Identify every line in the records below that contains the word "this", and reproduce each one.

───── Recorded data

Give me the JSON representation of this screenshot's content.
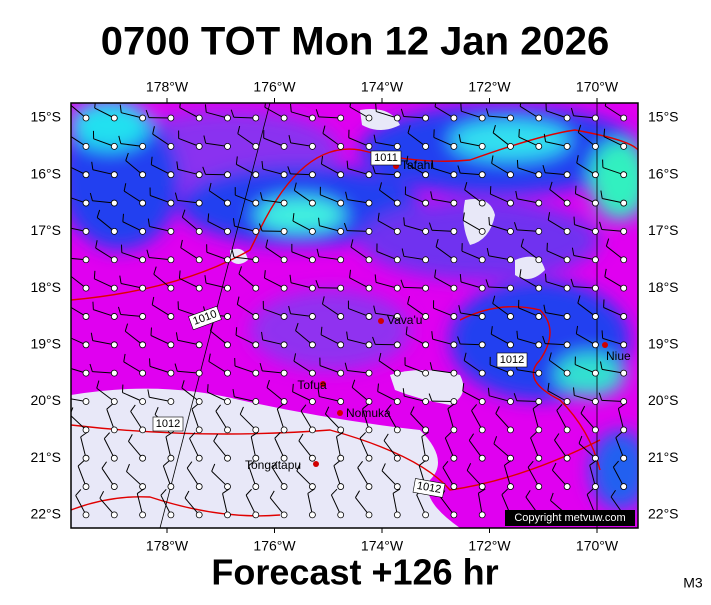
{
  "title": "0700 TOT Mon 12 Jan 2026",
  "axes": {
    "top": [
      "178°W",
      "176°W",
      "174°W",
      "172°W",
      "170°W"
    ],
    "bottom": [
      "178°W",
      "176°W",
      "174°W",
      "172°W",
      "170°W"
    ],
    "left": [
      "15°S",
      "16°S",
      "17°S",
      "18°S",
      "19°S",
      "20°S",
      "21°S",
      "22°S"
    ],
    "right": [
      "15°S",
      "16°S",
      "17°S",
      "18°S",
      "19°S",
      "20°S",
      "21°S",
      "22°S"
    ]
  },
  "places": [
    "Tafahi",
    "Vava'u",
    "Niue",
    "Tofua",
    "Nomuka",
    "Tongatapu"
  ],
  "isobars": [
    "1011",
    "1010",
    "1012",
    "1012",
    "1012"
  ],
  "copyright": "Copyright metvuw.com",
  "footer": "Forecast +126 hr",
  "code": "M3"
}
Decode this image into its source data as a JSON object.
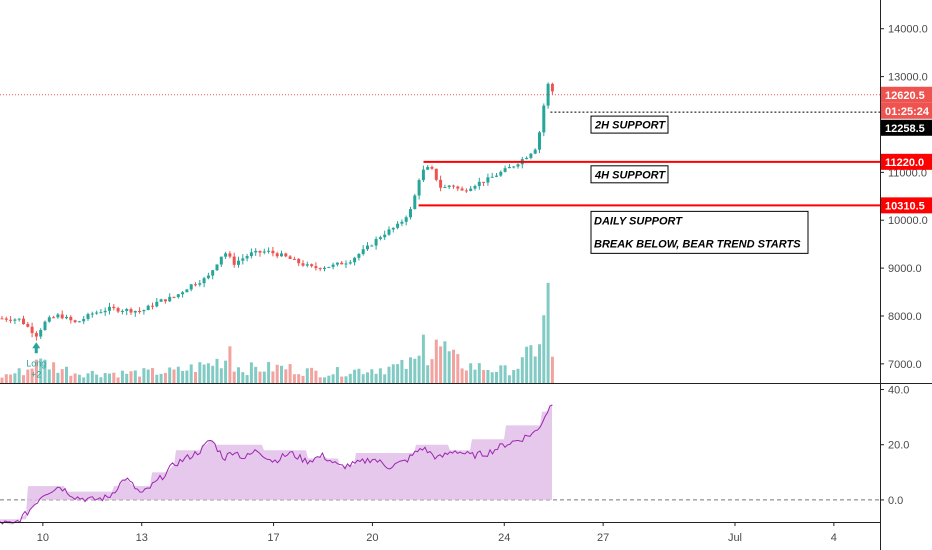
{
  "chart_data": [
    {
      "type": "candlestick",
      "ylim": [
        6600,
        14600
      ],
      "price_ticks": [
        "14000.0",
        "13000.0",
        "12000.0",
        "11000.0",
        "10000.0",
        "9000.0",
        "8000.0",
        "7000.0"
      ],
      "price_tick_values": [
        14000,
        13000,
        12000,
        11000,
        10000,
        9000,
        8000,
        7000
      ],
      "date_ticks": [
        "10",
        "13",
        "17",
        "20",
        "24",
        "27",
        "Jul",
        "4"
      ],
      "date_tick_positions": [
        1.5,
        4.5,
        8.5,
        11.5,
        15.5,
        18.5,
        22.5,
        25.5
      ],
      "xlim": [
        0.2,
        26.9
      ],
      "last_price": 12620.5,
      "last_price_label": "12620.5",
      "countdown_label": "01:25:24",
      "marked_price_label": "12258.5",
      "support_levels": [
        {
          "label": "2H SUPPORT",
          "value": 12258.5,
          "value_label": "12258.5",
          "color": "#000000"
        },
        {
          "label": "4H SUPPORT",
          "value": 11220.0,
          "value_label": "11220.0",
          "color": "#ff0000"
        },
        {
          "label": "DAILY SUPPORT",
          "value": 10310.5,
          "value_label": "10310.5",
          "color": "#ff0000"
        }
      ],
      "note_lines": [
        "DAILY SUPPORT",
        "BREAK BELOW, BEAR TREND STARTS"
      ],
      "signal": {
        "label_line1": "Long",
        "label_line2": "+2",
        "x": 1.3
      },
      "colors": {
        "up": "#26a69a",
        "down": "#ef5350",
        "vol_up": "#82cbc5",
        "vol_down": "#f2a39f",
        "last_price": "#ef5350"
      },
      "price_path": [
        [
          0.2,
          7950
        ],
        [
          0.8,
          7930
        ],
        [
          1.3,
          7600
        ],
        [
          1.6,
          7900
        ],
        [
          2.0,
          8020
        ],
        [
          2.5,
          7850
        ],
        [
          3.0,
          8050
        ],
        [
          3.5,
          8150
        ],
        [
          4.5,
          8100
        ],
        [
          5.0,
          8300
        ],
        [
          5.5,
          8400
        ],
        [
          6.0,
          8650
        ],
        [
          6.5,
          8800
        ],
        [
          7.0,
          9350
        ],
        [
          7.3,
          9100
        ],
        [
          7.8,
          9300
        ],
        [
          8.3,
          9350
        ],
        [
          8.8,
          9250
        ],
        [
          9.3,
          9100
        ],
        [
          9.7,
          9000
        ],
        [
          10.3,
          9050
        ],
        [
          10.8,
          9150
        ],
        [
          11.3,
          9400
        ],
        [
          11.8,
          9700
        ],
        [
          12.3,
          9900
        ],
        [
          12.7,
          10250
        ],
        [
          12.9,
          10850
        ],
        [
          13.1,
          11100
        ],
        [
          13.3,
          11050
        ],
        [
          13.6,
          10650
        ],
        [
          13.9,
          10750
        ],
        [
          14.2,
          10600
        ],
        [
          14.6,
          10750
        ],
        [
          15.0,
          10850
        ],
        [
          15.4,
          11000
        ],
        [
          15.8,
          11150
        ],
        [
          16.2,
          11350
        ],
        [
          16.5,
          11550
        ],
        [
          16.7,
          12400
        ],
        [
          16.85,
          12900
        ],
        [
          17.0,
          12620
        ]
      ],
      "volume_max": 3700,
      "volume_profile": [
        [
          0.2,
          250
        ],
        [
          1.0,
          500
        ],
        [
          1.5,
          800
        ],
        [
          2.5,
          400
        ],
        [
          4.0,
          380
        ],
        [
          5.5,
          450
        ],
        [
          6.5,
          700
        ],
        [
          7.0,
          950
        ],
        [
          7.5,
          550
        ],
        [
          8.8,
          600
        ],
        [
          10.0,
          380
        ],
        [
          11.5,
          550
        ],
        [
          12.5,
          650
        ],
        [
          13.0,
          950
        ],
        [
          13.5,
          1200
        ],
        [
          14.3,
          700
        ],
        [
          14.8,
          600
        ],
        [
          15.5,
          480
        ],
        [
          16.0,
          700
        ],
        [
          16.5,
          1500
        ],
        [
          16.8,
          2600
        ],
        [
          17.0,
          350
        ]
      ],
      "volume_spikes": [
        [
          1.3,
          700
        ],
        [
          7.2,
          1100
        ],
        [
          13.0,
          1450
        ],
        [
          13.4,
          1300
        ],
        [
          13.7,
          1250
        ],
        [
          14.3,
          1100
        ],
        [
          16.75,
          1900
        ],
        [
          16.85,
          3000
        ]
      ]
    },
    {
      "type": "area",
      "ylim": [
        -8,
        42
      ],
      "ticks": [
        "40.0",
        "20.0",
        "0.0"
      ],
      "tick_values": [
        40,
        20,
        0
      ],
      "colors": {
        "line": "#9c27b0",
        "fill": "#e1bee7"
      },
      "line": [
        [
          0.2,
          -8
        ],
        [
          0.6,
          -9
        ],
        [
          1.0,
          -5
        ],
        [
          1.5,
          2
        ],
        [
          2.0,
          5
        ],
        [
          2.5,
          1
        ],
        [
          3.0,
          0
        ],
        [
          3.5,
          1
        ],
        [
          4.0,
          8
        ],
        [
          4.5,
          2
        ],
        [
          5.0,
          7
        ],
        [
          5.5,
          13
        ],
        [
          6.0,
          16
        ],
        [
          6.3,
          18
        ],
        [
          6.6,
          22
        ],
        [
          7.0,
          15
        ],
        [
          7.3,
          18
        ],
        [
          7.6,
          15
        ],
        [
          8.0,
          18
        ],
        [
          8.5,
          14
        ],
        [
          9.0,
          17
        ],
        [
          9.5,
          14
        ],
        [
          10.0,
          16
        ],
        [
          10.5,
          12
        ],
        [
          11.0,
          13
        ],
        [
          11.5,
          15
        ],
        [
          12.0,
          12
        ],
        [
          12.5,
          14
        ],
        [
          13.0,
          19
        ],
        [
          13.5,
          15
        ],
        [
          14.0,
          18
        ],
        [
          14.5,
          16
        ],
        [
          15.0,
          17
        ],
        [
          15.5,
          20
        ],
        [
          16.0,
          22
        ],
        [
          16.5,
          25
        ],
        [
          16.8,
          32
        ],
        [
          17.0,
          36
        ]
      ],
      "cloud_steps": [
        [
          0.2,
          -7
        ],
        [
          1.0,
          5
        ],
        [
          2.2,
          3
        ],
        [
          3.6,
          5
        ],
        [
          4.8,
          10
        ],
        [
          5.5,
          18
        ],
        [
          6.3,
          20
        ],
        [
          7.8,
          20
        ],
        [
          8.2,
          18
        ],
        [
          9.5,
          15
        ],
        [
          10.5,
          12
        ],
        [
          11.0,
          17
        ],
        [
          12.0,
          17
        ],
        [
          12.8,
          20
        ],
        [
          13.8,
          18
        ],
        [
          14.5,
          22
        ],
        [
          15.5,
          27
        ],
        [
          16.6,
          32
        ],
        [
          17.0,
          32
        ]
      ]
    }
  ]
}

──────────

> [Task answer]:
Give me the JSON representation of this screenshot's content.
Decode this image into its source data as a JSON object.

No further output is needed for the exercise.